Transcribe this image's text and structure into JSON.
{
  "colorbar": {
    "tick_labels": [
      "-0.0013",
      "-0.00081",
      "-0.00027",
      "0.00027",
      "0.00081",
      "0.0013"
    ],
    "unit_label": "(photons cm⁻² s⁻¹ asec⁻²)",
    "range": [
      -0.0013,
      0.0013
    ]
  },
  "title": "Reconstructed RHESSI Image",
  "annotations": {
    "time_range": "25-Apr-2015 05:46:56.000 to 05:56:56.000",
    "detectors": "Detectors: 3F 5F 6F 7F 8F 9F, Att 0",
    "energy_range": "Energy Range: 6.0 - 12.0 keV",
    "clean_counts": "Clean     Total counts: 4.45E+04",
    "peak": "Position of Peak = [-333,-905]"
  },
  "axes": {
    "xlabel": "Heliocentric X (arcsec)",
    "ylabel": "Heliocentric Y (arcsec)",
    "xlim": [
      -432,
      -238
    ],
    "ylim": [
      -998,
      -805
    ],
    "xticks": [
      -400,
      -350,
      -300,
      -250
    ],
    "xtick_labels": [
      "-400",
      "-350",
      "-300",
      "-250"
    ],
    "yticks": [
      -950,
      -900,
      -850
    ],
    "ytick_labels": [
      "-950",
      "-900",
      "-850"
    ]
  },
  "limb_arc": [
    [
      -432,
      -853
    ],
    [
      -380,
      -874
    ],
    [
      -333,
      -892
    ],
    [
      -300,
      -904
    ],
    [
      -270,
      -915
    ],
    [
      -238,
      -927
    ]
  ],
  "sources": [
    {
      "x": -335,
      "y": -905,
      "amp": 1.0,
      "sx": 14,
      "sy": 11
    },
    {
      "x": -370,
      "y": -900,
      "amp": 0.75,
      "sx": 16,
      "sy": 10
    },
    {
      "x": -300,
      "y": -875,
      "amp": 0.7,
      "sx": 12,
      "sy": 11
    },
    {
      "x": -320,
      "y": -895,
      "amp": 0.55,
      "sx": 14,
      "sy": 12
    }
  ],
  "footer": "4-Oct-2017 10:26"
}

☆ ☆ ☆ ☆ ☆ ☆ ☆

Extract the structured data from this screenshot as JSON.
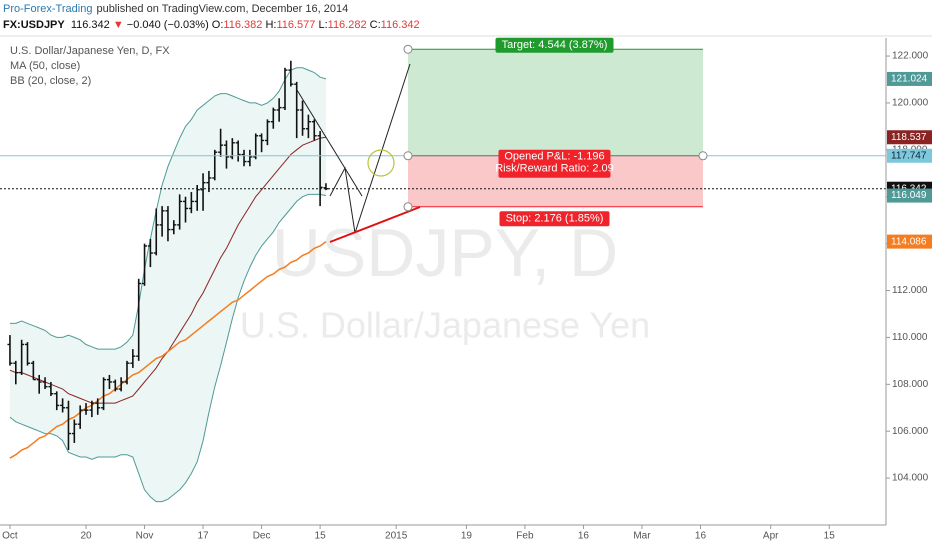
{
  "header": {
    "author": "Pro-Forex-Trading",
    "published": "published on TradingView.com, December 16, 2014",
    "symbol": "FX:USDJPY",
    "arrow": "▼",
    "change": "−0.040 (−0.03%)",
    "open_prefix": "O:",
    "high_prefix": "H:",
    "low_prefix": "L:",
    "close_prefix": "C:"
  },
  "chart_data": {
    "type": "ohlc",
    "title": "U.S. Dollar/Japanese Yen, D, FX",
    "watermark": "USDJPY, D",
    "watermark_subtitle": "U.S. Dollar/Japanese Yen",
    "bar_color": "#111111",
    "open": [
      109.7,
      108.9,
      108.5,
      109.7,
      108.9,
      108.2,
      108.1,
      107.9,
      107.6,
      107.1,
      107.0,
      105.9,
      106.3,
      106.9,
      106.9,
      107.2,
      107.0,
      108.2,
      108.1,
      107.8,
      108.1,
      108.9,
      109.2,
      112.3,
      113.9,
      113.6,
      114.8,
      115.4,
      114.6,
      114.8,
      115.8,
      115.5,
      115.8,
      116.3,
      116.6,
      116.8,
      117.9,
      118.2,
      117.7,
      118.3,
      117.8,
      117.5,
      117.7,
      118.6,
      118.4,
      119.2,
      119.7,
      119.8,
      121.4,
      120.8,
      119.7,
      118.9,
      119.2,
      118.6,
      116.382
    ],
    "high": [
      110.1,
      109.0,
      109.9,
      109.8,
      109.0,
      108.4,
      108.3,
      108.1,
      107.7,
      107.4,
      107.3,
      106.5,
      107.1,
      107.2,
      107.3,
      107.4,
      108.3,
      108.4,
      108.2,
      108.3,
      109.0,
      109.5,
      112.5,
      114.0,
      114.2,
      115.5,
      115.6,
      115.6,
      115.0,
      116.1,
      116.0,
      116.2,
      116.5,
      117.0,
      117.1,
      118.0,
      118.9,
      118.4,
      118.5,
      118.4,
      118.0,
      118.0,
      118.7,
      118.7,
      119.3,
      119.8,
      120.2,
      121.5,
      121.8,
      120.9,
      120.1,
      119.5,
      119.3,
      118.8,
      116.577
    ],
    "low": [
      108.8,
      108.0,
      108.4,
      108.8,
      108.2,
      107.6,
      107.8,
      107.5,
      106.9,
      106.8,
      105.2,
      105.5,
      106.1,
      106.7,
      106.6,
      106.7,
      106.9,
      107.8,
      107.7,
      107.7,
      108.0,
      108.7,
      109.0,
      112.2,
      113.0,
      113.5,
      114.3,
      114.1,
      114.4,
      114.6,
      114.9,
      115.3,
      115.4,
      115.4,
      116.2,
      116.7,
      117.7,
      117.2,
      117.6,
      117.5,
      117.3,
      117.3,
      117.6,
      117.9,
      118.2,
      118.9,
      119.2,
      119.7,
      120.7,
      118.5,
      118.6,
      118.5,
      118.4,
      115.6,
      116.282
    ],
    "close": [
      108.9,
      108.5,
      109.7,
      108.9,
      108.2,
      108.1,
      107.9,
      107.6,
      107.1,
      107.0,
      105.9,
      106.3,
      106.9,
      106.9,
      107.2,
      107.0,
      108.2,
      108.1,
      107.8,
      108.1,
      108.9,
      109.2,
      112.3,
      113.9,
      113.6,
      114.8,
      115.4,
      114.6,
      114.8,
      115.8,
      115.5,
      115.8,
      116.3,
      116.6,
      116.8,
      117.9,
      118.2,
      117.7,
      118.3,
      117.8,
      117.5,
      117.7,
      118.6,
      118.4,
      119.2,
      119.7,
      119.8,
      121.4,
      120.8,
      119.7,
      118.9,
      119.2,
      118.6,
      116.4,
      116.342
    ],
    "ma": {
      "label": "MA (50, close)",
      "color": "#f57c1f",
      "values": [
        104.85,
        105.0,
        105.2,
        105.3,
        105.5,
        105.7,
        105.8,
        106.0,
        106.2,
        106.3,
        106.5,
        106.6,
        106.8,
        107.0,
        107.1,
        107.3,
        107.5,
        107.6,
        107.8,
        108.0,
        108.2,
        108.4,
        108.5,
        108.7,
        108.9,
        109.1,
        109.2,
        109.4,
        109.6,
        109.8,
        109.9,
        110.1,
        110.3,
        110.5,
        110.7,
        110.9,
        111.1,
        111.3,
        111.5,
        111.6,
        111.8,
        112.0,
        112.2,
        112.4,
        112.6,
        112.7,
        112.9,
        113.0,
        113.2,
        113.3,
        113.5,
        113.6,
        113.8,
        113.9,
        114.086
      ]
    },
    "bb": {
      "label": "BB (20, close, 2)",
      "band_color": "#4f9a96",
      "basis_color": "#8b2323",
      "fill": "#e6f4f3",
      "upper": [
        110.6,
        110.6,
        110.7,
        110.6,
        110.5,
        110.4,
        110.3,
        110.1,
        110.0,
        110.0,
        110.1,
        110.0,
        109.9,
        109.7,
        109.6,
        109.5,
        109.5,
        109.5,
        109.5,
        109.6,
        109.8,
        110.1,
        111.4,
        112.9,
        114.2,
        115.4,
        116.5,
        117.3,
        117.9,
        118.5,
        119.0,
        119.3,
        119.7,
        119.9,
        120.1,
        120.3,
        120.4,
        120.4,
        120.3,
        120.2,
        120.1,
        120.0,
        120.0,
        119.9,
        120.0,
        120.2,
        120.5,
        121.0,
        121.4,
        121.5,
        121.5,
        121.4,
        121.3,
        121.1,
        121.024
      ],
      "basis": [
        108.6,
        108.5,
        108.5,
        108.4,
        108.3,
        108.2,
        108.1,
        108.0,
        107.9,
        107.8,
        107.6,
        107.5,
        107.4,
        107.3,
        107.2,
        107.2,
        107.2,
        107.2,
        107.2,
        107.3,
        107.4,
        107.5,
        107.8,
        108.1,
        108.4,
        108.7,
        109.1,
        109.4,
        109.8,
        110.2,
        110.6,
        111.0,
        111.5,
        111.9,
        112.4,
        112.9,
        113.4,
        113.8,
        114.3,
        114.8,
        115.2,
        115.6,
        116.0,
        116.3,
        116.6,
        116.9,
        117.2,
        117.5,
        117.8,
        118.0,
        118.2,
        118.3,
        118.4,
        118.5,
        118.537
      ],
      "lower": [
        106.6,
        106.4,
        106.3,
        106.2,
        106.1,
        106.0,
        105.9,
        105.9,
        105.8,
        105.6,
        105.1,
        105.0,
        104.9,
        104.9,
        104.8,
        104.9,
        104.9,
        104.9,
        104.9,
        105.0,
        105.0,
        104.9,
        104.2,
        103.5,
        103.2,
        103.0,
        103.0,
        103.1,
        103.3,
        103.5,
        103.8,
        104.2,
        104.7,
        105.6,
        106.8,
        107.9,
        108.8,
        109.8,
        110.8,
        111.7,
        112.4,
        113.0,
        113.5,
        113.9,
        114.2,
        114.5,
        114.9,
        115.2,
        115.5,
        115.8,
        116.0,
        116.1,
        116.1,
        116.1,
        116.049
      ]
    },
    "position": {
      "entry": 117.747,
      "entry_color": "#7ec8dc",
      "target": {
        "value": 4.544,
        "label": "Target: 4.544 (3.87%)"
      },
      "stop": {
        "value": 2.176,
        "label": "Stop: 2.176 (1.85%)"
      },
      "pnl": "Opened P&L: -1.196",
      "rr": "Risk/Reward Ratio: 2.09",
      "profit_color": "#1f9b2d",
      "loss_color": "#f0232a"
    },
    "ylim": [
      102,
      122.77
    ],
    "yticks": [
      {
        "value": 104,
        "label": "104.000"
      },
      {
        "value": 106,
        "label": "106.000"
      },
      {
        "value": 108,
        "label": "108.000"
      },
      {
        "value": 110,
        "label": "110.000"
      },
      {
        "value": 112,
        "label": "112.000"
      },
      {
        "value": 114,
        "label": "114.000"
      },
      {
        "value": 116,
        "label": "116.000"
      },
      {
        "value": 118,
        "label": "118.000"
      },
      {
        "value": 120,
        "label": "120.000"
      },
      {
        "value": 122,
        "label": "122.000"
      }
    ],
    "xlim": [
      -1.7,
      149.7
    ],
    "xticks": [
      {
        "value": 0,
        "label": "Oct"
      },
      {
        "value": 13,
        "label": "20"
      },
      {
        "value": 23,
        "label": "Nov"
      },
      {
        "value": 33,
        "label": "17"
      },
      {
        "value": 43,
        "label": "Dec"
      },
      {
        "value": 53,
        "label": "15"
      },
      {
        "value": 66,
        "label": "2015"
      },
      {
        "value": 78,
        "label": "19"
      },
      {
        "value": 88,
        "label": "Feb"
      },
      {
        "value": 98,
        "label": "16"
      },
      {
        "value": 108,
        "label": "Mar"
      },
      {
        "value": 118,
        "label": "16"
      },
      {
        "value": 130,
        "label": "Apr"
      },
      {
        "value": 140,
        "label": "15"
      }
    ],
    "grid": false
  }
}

☆ ☆ ☆ ☆ ☆ ☆ ☆

Every line holding "this" should be copied out.

Transcribe this image's text and structure into JSON.
Extract the structured data from this screenshot as JSON.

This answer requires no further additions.